> _PROBLEM DESCRIPTION_: Reply with nothing except the number of lines that contain the word "text".
★ ★ ★
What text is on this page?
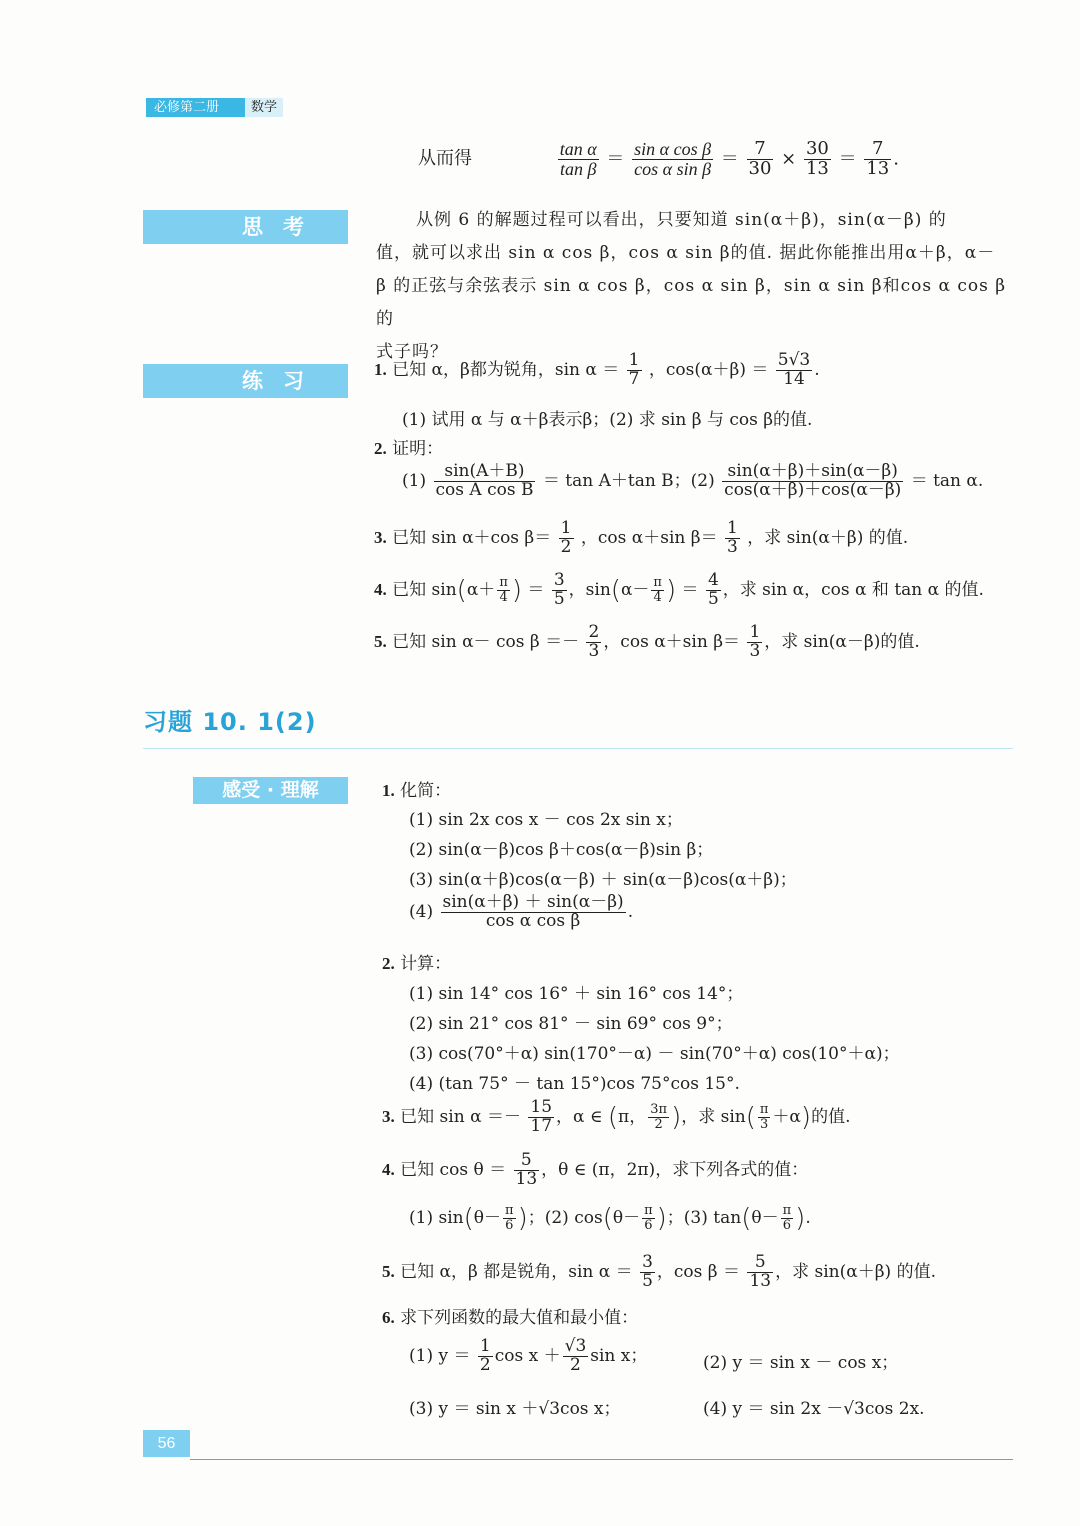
必修第二册	数学
从而得	$\frac{\text{tan α}}{\text{tan β}} = \frac{\text{sin α cos β}}{\text{cos α sin β}} = \frac{7}{30} \times \frac{30}{13} = \frac{7}{13}$ .
思考	从例 6 的解题过程可以看出，只要知道 sin(α＋β)，sin(α－β) 的
值，就可以求出 sin α cos β，cos α sin β的值. 据此你能推出用α＋β，α－
β 的正弦与余弦表示 sin α cos β，cos α sin β，sin α sin β和cos α cos β的
式子吗？
练习	1. 已知 α，β都为锐角，$\sin \alpha = \frac{1}{7}$ ，$\cos(\alpha+\beta) = \frac{5√3}{14}$ .
(1) 试用 α 与 α＋β表示β；(2) 求 sin β 与 cos β的值.
2. 证明：
$(1) \frac{\sin(A+B)}{\text{cos A cos B}} = \tan A+\tan$ B；$(2) \frac{\sin(\alpha+\beta)+\sin(\alpha-\beta)}{\cos(\alpha+\beta)+\cos(\alpha-\beta)} = \tan \alpha$.
3. 已知 sin α＋cos $\beta= \frac{1}{2}$ ，cos α＋sin $\beta= \frac{1}{3}$ ，求 sin(α＋β) 的值.
4. 已知 $\sin(\alpha+ \frac{\pi}{4}$ ) ＝ $\frac{3}{5}$ ，$\sin(\alpha- \frac{\pi}{4}$ ) ＝ $\frac{4}{5}$ ，求 sin α，cos α 和 tan α 的值.
5. 已知 $\sin \alpha- \cos \beta =- \frac{2}{3}$ ，cos α＋sin $\beta= \frac{1}{3}$ ，求 sin(α－β)的值.
习题 10. 1(2)
感受 · 理解	1. 化简：
(1) sin 2x cos x － cos 2x sin x；
(2) sin(α－β)cos β＋cos(α－β)sin β；
(3) sin(α＋β)cos(α－β) ＋ sin(α－β)cos(α＋β)；
$(4) \frac{\sin(\alpha+\beta) + \sin(\alpha-\beta)}{\text{cos α cos β}}$ .
2. 计算：
(1) sin 14° cos 16° ＋ sin 16° cos 14°；
(2) sin 21° cos 81° － sin 69° cos 9°；
(3) cos(70°＋α) sin(170°－α) － sin(70°＋α) cos(10°＋α)；
(4) (tan 75° － tan 15°)cos 75°cos 15°.
3. 已知 $\sin \alpha =- \frac{15}{17}$ ，α ∈ (π， $\frac{3\pi}{2}$ )，求 $\sin( \frac{\pi}{3} +\alpha)$的值.
4. 已知 $\cos \theta = \frac{5}{13}$ ，θ ∈ (π，2π)，求下列各式的值：
(1) $\sin(\theta- \frac{\pi}{6}$ )；(2) $\cos(\theta- \frac{\pi}{6}$ )；(3) $\tan(\theta- \frac{\pi}{6}$ ).
5. 已知 α，β 都是锐角，$\sin \alpha = \frac{3}{5}$ ，$\cos \beta = \frac{5}{13}$ ，求 sin(α＋β) 的值.
6. 求下列函数的最大值和最小值：
(1) $y = \frac{1}{2}$ $\cos x + \frac{√3}{2}$ sin x；	(2) y ＝ sin x － cos x；
(3) y ＝ sin x ＋√3cos x；	(4) y ＝ sin 2x －√3cos 2x.
56
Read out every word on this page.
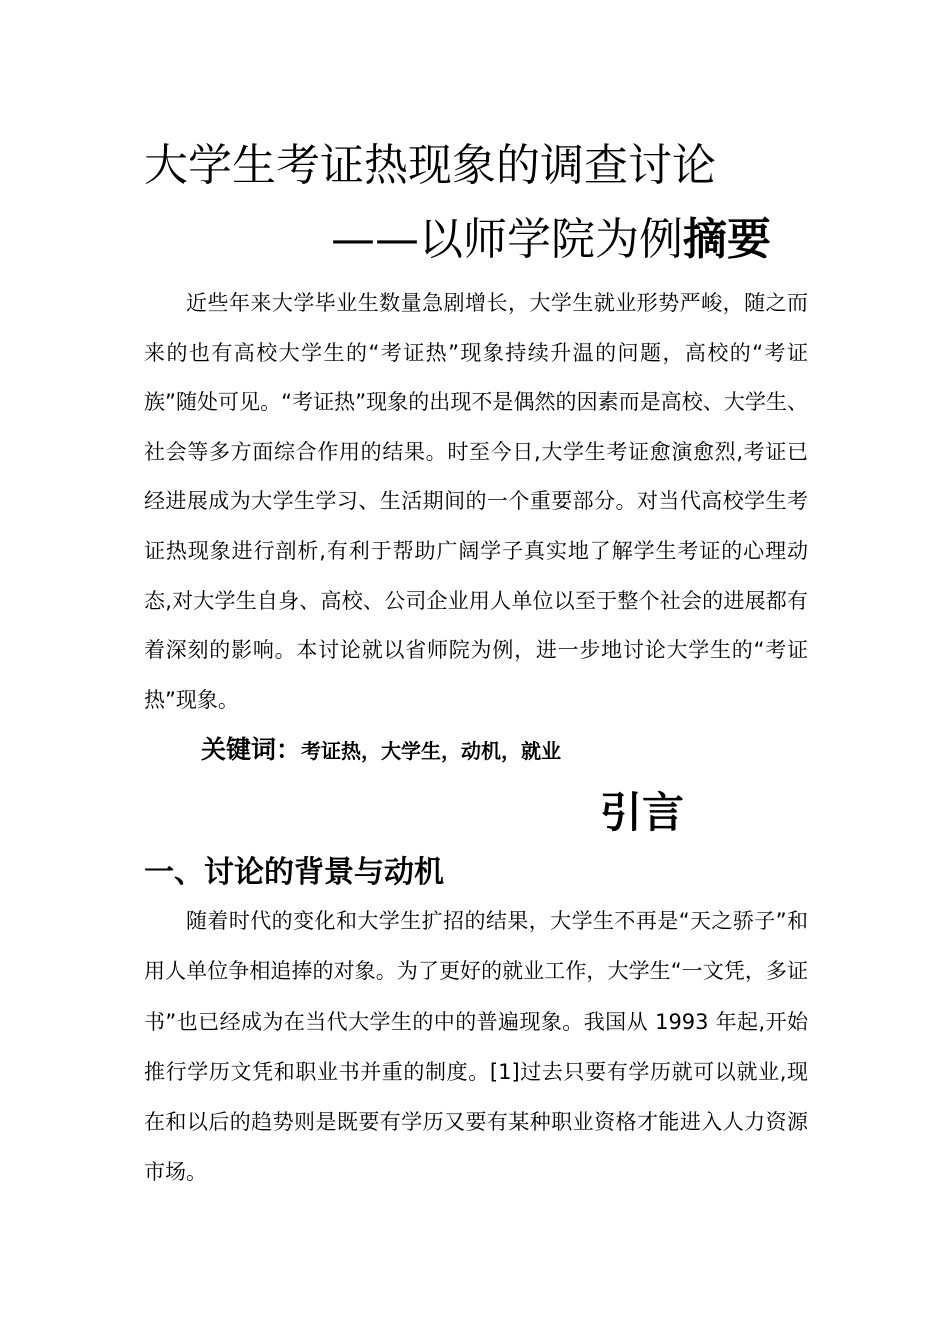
大学生考证热现象的调查讨论
——以师学院为例摘要

近些年来大学毕业生数量急剧增长，大学生就业形势严峻，随之而来的也有高校大学生的“考证热”现象持续升温的问题，高校的“考证族”随处可见。“考证热”现象的出现不是偶然的因素而是高校、大学生、社会等多方面综合作用的结果。时至今日,大学生考证愈演愈烈,考证已经进展成为大学生学习、生活期间的一个重要部分。对当代高校学生考证热现象进行剖析,有利于帮助广阔学子真实地了解学生考证的心理动态,对大学生自身、高校、公司企业用人单位以至于整个社会的进展都有着深刻的影响。本讨论就以省师院为例，进一步地讨论大学生的“考证热”现象。

关键词：考证热，大学生，动机，就业
引言
一、讨论的背景与动机

随着时代的变化和大学生扩招的结果，大学生不再是“天之骄子”和用人单位争相追捧的对象。为了更好的就业工作，大学生“一文凭，多证书”也已经成为在当代大学生的中的普遍现象。我国从 1993 年起,开始推行学历文凭和职业书并重的制度。[1]过去只要有学历就可以就业,现在和以后的趋势则是既要有学历又要有某种职业资格才能进入人力资源市场。
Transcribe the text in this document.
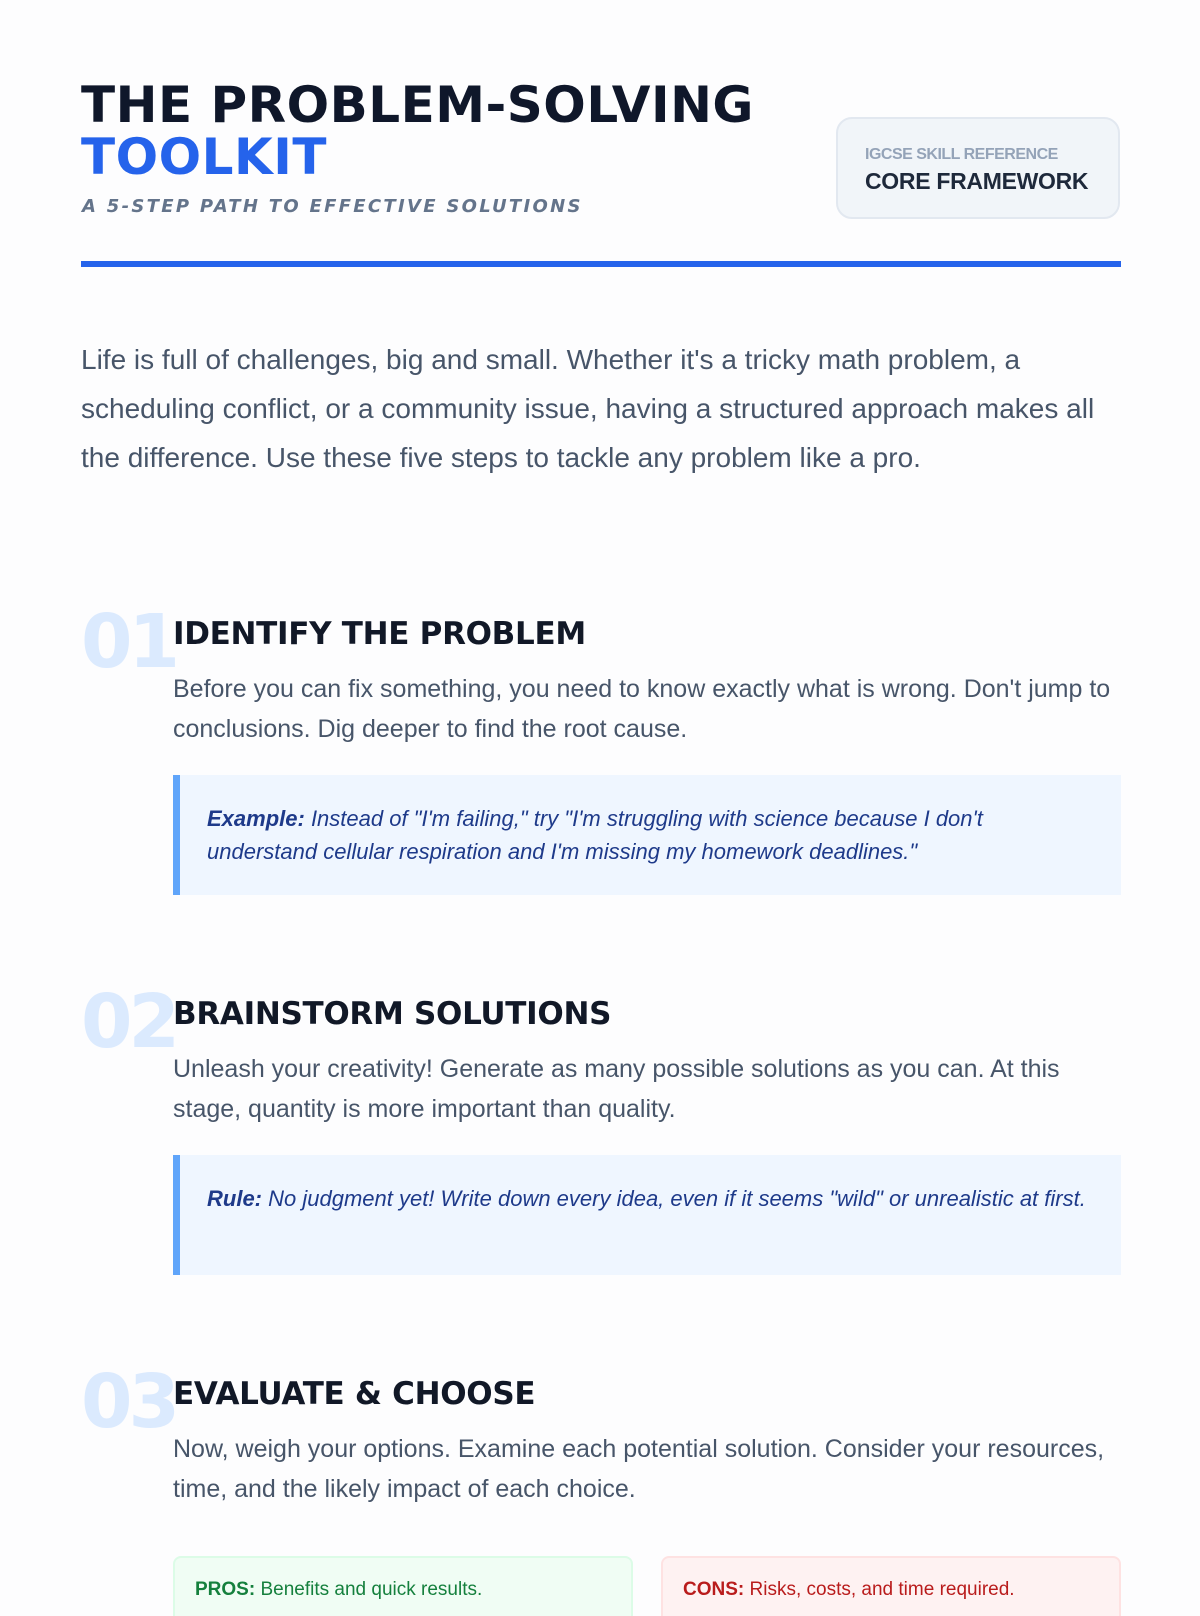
THE PROBLEM-SOLVING
TOOLKIT
A 5-STEP PATH TO EFFECTIVE SOLUTIONS
IGCSE SKILL REFERENCE
CORE FRAMEWORK

Life is full of challenges, big and small. Whether it's a tricky math problem, a scheduling conflict, or a community issue, having a structured approach makes all the difference. Use these five steps to tackle any problem like a pro.

01
IDENTIFY THE PROBLEM
Before you can fix something, you need to know exactly what is wrong. Don't jump to conclusions. Dig deeper to find the root cause.
Example: Instead of "I'm failing," try "I'm struggling with science because I don't understand cellular respiration and I'm missing my homework deadlines."
02
BRAINSTORM SOLUTIONS
Unleash your creativity! Generate as many possible solutions as you can. At this stage, quantity is more important than quality.
Rule: No judgment yet! Write down every idea, even if it seems "wild" or unrealistic at first.
03
EVALUATE & CHOOSE
Now, weigh your options. Examine each potential solution. Consider your resources, time, and the likely impact of each choice.
PROS: Benefits and quick results.	CONS: Risks, costs, and time required.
★ ★ ★
> _CORRECT RESPONSE_: 5